REQUIREMENT:
Show each line of the items below that contains the string "icon". Case matters.

Source records:

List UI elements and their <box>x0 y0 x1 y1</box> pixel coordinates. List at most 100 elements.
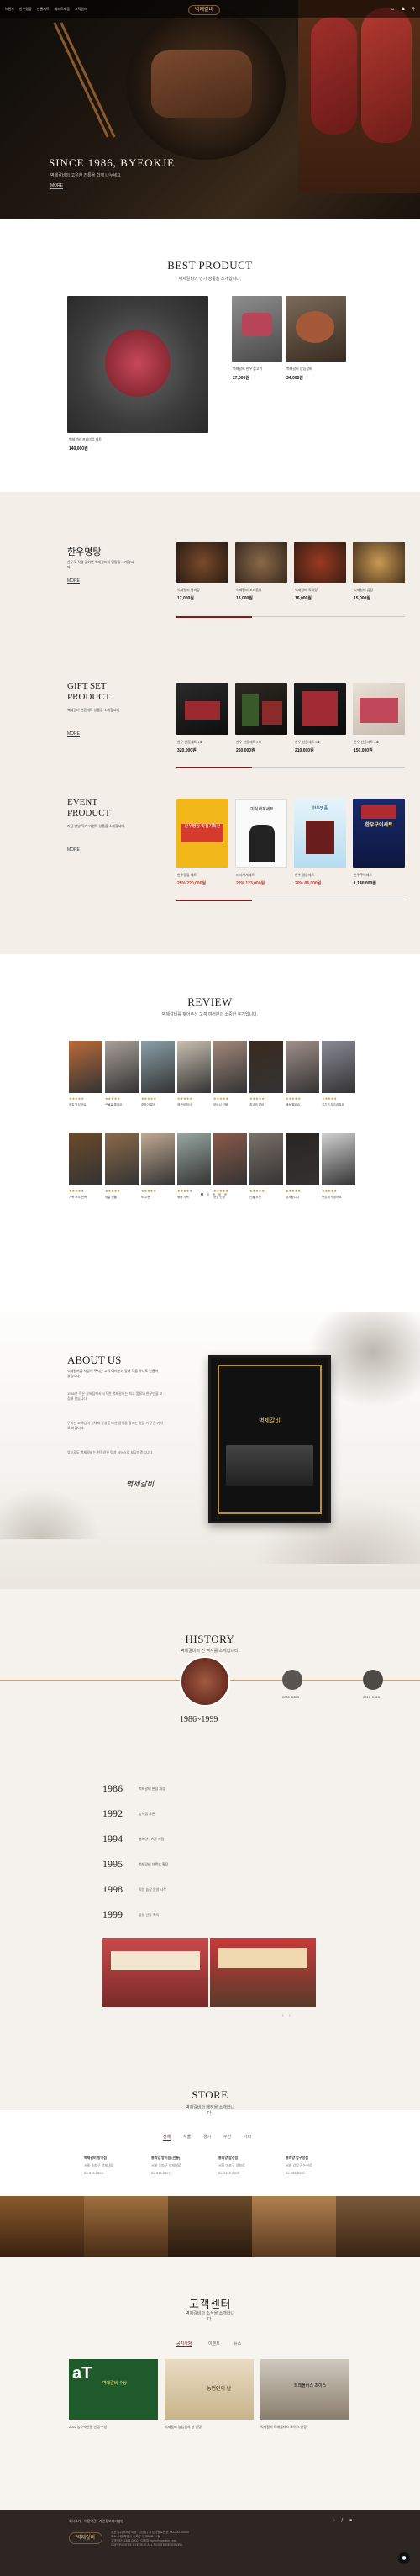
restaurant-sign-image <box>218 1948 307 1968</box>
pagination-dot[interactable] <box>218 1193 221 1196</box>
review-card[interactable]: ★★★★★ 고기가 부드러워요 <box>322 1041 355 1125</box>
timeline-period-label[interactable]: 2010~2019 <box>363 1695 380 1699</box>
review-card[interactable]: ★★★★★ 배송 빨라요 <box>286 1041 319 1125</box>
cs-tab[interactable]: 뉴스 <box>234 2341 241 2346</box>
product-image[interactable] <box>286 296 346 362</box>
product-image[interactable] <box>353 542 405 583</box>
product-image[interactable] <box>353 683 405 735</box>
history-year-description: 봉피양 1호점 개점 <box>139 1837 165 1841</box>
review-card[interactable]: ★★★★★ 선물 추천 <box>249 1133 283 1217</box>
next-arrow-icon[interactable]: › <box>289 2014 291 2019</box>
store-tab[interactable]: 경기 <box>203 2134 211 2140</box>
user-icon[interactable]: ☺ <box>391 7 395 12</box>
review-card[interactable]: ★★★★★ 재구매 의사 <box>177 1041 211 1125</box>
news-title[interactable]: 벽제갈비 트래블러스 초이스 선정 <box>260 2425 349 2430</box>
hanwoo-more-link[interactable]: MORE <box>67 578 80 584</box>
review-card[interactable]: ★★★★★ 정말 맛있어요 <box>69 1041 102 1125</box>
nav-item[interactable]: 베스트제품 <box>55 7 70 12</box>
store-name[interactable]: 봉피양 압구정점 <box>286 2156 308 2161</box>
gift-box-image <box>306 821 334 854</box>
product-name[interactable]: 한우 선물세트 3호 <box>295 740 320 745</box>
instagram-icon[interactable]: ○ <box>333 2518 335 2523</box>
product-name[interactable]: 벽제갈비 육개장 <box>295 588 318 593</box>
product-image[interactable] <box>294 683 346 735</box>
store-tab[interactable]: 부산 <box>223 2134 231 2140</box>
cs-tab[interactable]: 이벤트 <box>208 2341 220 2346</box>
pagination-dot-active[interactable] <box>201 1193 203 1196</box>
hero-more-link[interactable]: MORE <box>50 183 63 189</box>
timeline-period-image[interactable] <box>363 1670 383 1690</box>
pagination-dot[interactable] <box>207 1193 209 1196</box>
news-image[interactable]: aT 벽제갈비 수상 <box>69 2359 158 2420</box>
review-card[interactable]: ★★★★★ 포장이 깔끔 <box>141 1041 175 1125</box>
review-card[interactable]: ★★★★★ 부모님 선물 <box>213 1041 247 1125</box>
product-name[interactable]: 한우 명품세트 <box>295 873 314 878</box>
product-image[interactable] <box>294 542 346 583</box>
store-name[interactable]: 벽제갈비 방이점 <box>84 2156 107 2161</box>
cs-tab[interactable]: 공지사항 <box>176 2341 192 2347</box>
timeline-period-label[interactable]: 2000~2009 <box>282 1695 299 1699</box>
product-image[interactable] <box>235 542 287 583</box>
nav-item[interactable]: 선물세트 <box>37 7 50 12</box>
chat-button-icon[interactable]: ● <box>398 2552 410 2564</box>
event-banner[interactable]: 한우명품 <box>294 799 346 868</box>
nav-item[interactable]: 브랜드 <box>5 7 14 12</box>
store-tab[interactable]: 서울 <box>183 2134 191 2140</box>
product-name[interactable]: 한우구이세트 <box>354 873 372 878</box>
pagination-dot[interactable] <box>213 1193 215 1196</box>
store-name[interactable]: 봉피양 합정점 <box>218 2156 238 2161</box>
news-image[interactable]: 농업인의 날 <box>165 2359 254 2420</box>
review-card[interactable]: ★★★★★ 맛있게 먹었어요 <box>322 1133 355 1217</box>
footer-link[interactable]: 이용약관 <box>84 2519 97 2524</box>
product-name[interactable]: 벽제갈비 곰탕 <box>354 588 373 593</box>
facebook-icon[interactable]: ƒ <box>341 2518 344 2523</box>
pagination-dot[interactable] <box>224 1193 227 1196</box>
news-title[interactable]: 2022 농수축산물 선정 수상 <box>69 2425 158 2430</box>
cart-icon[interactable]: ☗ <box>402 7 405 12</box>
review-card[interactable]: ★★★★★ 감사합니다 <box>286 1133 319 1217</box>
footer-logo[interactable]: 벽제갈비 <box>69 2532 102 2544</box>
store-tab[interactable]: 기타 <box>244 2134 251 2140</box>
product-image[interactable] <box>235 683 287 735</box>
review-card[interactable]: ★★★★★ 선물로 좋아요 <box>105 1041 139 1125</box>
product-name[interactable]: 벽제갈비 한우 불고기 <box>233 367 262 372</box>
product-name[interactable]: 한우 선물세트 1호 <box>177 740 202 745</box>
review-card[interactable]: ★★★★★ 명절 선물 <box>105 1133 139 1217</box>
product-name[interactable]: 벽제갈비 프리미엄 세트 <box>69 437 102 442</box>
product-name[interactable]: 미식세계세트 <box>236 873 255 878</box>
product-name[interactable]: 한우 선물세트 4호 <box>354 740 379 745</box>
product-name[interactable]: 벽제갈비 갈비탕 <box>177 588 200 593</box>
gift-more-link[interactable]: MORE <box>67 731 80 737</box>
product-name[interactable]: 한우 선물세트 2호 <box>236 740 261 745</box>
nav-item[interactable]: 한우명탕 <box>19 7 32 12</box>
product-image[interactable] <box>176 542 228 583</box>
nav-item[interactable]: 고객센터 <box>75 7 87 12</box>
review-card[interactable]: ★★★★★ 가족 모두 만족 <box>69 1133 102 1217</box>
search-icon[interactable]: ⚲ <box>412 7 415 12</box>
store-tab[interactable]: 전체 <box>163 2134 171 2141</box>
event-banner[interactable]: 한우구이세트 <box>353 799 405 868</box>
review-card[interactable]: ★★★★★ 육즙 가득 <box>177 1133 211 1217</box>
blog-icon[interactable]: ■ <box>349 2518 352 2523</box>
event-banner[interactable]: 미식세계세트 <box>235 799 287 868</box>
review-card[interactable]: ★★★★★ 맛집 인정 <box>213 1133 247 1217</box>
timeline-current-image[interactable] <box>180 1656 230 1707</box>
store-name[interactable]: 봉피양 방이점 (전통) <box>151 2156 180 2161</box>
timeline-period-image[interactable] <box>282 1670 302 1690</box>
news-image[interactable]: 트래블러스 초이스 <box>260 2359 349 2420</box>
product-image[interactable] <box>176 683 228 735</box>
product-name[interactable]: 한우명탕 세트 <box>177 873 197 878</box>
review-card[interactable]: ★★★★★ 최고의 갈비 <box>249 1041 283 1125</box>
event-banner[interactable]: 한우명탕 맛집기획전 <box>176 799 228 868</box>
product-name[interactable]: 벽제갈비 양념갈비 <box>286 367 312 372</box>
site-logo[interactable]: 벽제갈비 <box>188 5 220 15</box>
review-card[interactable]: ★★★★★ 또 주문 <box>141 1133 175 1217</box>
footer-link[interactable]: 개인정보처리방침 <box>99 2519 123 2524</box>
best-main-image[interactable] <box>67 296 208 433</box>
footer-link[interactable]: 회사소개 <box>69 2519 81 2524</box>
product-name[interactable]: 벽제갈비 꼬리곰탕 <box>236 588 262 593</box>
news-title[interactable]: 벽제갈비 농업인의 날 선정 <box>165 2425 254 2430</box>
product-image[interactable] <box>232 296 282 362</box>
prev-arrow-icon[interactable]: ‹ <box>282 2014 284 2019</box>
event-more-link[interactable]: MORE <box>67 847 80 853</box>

WORKED SOLUTION:
next-arrow-icon[interactable]: › <box>289 2014 291 2019</box>
user-icon[interactable]: ☺ <box>391 7 395 12</box>
instagram-icon[interactable]: ○ <box>333 2518 335 2523</box>
chat-button-icon[interactable]: ● <box>398 2552 410 2564</box>
facebook-icon[interactable]: ƒ <box>341 2518 344 2523</box>
cart-icon[interactable]: ☗ <box>402 7 405 12</box>
search-icon[interactable]: ⚲ <box>412 7 415 12</box>
blog-icon[interactable]: ■ <box>349 2518 352 2523</box>
prev-arrow-icon[interactable]: ‹ <box>282 2014 284 2019</box>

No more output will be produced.